WHAT IS ASKED ▸
Search the listing below for the word "name" and copy each line that holds it.

DATA IN THIS EXERCISE ▸
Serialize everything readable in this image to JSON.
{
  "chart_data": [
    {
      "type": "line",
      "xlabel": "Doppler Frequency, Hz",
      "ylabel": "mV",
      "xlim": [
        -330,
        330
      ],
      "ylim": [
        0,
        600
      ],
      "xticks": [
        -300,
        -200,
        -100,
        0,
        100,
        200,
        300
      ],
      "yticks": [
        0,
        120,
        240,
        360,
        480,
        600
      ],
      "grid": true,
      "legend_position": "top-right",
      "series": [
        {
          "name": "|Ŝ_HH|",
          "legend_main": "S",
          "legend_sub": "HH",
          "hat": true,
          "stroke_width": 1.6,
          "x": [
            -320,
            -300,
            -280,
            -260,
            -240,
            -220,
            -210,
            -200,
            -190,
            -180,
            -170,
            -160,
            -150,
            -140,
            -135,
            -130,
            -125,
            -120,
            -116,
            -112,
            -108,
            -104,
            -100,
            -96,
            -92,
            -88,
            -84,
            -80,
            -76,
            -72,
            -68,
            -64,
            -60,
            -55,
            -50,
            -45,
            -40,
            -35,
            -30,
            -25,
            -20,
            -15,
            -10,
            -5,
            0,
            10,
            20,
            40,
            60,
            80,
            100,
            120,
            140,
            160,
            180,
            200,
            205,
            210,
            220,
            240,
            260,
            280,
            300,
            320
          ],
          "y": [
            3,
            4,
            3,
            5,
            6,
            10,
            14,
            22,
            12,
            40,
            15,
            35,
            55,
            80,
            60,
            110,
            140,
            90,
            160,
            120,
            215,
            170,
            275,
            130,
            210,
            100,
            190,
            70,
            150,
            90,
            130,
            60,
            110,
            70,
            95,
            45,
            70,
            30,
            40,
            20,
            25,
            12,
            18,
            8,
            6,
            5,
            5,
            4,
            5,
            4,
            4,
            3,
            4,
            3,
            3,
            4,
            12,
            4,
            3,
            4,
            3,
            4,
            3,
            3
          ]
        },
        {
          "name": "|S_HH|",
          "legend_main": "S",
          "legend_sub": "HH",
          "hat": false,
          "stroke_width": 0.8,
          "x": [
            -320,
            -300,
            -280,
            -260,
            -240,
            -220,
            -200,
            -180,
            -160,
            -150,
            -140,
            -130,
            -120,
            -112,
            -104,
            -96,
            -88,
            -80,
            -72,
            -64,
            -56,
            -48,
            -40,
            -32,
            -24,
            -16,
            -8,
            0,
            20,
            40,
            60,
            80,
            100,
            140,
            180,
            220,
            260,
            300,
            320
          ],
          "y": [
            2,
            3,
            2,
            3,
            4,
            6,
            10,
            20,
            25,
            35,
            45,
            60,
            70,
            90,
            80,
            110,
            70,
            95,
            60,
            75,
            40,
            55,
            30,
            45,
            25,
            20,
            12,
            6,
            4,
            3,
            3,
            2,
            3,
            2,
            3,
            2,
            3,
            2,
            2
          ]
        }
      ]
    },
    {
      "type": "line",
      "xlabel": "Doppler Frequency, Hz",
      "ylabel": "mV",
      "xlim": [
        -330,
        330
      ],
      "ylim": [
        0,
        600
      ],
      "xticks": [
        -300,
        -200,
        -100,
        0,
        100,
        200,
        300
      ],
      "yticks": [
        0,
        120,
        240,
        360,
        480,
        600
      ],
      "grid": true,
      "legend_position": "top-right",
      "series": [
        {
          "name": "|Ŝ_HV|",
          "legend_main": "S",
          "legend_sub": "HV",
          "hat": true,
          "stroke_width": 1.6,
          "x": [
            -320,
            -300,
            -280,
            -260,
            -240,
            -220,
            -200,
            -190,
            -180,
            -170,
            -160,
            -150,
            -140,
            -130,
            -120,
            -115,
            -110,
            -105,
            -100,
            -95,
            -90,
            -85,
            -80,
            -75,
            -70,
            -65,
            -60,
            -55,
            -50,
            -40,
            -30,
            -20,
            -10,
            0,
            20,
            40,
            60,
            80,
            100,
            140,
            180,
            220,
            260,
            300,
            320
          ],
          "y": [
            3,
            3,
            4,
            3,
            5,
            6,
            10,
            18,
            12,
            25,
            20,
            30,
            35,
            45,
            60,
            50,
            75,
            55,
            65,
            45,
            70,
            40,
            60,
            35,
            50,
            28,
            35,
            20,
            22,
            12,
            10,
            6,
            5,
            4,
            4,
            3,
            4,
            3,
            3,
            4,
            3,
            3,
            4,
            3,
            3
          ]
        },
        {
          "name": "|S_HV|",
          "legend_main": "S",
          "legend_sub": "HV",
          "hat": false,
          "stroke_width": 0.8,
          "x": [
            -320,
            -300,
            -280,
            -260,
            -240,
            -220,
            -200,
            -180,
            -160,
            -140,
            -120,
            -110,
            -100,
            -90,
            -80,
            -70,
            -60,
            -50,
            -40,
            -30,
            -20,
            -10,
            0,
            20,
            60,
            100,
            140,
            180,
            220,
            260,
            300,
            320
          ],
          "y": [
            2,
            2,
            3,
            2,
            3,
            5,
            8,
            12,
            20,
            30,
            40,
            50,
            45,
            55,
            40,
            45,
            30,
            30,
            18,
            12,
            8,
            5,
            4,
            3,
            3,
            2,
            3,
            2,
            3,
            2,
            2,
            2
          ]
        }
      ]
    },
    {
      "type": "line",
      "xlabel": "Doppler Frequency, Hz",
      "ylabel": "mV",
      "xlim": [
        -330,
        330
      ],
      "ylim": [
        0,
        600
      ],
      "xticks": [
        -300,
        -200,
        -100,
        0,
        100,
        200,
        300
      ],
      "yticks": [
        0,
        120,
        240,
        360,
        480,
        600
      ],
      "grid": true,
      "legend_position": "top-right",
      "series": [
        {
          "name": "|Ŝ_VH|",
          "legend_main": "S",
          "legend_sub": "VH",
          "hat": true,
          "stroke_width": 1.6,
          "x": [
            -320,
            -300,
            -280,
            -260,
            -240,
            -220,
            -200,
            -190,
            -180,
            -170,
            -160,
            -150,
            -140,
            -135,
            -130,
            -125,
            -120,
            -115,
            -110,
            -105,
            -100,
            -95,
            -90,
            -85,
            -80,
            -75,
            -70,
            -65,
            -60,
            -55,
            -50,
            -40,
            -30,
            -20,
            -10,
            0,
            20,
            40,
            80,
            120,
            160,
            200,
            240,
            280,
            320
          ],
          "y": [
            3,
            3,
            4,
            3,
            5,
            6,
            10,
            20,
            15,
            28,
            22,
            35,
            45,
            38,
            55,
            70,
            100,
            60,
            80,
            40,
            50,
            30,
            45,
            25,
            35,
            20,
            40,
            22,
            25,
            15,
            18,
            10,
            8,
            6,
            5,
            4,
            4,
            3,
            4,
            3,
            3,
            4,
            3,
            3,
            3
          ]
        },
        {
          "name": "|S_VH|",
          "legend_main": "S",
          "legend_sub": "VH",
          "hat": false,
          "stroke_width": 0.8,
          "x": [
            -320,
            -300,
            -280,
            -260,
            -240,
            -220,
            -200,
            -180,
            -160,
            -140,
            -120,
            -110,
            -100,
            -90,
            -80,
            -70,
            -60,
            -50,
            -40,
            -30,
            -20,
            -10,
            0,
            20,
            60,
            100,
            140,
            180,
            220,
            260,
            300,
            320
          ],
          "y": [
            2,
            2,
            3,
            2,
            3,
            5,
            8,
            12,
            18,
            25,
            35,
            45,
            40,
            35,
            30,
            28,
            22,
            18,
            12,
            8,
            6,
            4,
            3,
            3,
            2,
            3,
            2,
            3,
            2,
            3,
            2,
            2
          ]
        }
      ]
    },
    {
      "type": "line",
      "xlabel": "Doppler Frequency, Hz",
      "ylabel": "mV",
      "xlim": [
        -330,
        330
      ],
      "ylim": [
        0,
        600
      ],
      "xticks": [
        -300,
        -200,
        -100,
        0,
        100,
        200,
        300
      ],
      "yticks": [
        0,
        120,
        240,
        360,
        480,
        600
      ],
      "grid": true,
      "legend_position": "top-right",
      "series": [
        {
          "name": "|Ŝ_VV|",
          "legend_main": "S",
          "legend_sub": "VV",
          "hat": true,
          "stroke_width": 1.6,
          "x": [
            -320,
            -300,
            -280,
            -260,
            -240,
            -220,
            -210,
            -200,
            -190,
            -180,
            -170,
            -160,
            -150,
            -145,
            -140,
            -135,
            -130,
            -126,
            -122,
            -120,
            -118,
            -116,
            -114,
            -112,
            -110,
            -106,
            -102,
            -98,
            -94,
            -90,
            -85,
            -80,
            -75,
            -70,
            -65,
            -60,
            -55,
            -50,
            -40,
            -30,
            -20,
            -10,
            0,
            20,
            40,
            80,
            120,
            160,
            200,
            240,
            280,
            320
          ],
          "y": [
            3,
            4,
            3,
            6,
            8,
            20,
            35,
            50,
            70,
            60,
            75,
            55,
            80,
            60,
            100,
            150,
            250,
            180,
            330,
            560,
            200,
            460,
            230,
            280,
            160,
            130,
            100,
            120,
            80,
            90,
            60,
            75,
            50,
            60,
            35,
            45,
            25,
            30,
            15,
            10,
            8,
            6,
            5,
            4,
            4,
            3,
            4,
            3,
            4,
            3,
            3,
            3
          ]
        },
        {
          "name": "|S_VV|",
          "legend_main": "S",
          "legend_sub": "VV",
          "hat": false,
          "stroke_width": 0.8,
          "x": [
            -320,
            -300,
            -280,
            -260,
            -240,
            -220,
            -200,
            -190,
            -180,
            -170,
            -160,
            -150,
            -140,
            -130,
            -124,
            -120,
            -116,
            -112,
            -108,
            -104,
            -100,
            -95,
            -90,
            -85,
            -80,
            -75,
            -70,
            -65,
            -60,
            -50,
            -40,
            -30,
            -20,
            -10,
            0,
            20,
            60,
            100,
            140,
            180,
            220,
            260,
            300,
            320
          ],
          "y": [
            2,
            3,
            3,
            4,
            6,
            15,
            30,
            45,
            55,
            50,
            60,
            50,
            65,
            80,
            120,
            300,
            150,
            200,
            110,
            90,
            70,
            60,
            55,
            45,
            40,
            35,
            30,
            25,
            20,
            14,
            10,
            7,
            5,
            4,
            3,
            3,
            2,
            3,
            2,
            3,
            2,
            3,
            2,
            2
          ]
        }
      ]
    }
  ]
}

ANSWER TO THIS TASK ▸
          "name": "|Ŝ_HH|",
          "name": "|S_HH|",
          "name": "|Ŝ_HV|",
          "name": "|S_HV|",
          "name": "|Ŝ_VH|",
          "name": "|S_VH|",
          "name": "|Ŝ_VV|",
          "name": "|S_VV|",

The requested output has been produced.